* Begin *

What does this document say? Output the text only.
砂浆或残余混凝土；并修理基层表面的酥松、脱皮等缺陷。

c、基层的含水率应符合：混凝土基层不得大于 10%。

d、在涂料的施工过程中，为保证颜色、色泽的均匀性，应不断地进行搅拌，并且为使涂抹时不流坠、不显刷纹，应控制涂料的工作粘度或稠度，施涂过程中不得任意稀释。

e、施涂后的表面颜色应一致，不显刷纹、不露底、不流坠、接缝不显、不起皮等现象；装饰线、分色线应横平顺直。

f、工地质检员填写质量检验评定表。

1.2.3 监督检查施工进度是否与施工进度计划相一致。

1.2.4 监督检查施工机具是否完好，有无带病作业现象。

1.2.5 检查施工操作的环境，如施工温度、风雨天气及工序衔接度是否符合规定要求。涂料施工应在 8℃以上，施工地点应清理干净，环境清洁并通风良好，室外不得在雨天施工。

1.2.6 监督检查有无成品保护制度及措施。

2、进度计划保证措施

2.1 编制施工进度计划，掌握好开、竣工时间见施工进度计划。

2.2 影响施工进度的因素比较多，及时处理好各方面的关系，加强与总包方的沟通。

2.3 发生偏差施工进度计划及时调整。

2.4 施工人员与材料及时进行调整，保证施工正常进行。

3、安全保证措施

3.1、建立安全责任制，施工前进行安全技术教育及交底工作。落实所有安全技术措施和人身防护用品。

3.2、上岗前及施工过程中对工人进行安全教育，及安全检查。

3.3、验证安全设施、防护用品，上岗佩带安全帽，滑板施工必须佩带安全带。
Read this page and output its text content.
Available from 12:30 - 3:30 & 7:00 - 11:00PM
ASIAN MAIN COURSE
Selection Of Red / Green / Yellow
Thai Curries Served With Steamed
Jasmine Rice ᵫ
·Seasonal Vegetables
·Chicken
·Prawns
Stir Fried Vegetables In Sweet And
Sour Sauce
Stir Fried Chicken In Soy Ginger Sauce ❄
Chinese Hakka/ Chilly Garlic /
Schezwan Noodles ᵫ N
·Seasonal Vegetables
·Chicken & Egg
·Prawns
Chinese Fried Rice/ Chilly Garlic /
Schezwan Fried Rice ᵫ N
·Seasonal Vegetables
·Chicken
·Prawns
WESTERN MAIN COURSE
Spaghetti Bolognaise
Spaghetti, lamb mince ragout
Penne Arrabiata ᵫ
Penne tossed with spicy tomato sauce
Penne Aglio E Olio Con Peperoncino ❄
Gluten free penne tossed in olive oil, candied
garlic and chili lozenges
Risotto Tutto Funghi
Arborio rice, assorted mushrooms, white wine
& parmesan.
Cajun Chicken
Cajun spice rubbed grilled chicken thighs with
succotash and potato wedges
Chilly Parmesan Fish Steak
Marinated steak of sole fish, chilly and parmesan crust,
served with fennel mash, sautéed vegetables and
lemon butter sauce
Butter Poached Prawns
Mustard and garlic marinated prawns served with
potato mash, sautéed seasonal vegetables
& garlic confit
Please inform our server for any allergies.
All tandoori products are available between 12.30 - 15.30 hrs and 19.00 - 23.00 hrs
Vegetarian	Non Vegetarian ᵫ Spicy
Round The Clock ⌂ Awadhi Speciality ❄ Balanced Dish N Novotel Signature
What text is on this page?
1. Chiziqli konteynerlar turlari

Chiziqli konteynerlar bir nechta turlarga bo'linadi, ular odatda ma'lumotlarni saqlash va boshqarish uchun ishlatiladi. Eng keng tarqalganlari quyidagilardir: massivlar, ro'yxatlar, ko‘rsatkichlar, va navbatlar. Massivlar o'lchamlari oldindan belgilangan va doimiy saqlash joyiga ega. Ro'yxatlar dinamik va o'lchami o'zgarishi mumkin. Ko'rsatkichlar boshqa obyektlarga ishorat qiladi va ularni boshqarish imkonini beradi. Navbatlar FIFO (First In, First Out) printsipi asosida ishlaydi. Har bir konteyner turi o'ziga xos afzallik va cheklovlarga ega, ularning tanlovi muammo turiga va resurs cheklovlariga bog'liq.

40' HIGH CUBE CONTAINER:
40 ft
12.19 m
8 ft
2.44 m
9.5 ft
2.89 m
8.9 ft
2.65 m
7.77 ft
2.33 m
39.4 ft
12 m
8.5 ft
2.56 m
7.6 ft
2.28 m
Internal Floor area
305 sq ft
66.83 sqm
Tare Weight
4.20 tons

* End *

Using the material above, gather every line that includes "tossed".

Penne tossed with spicy tomato sauce
Gluten free penne tossed in olive oil, candied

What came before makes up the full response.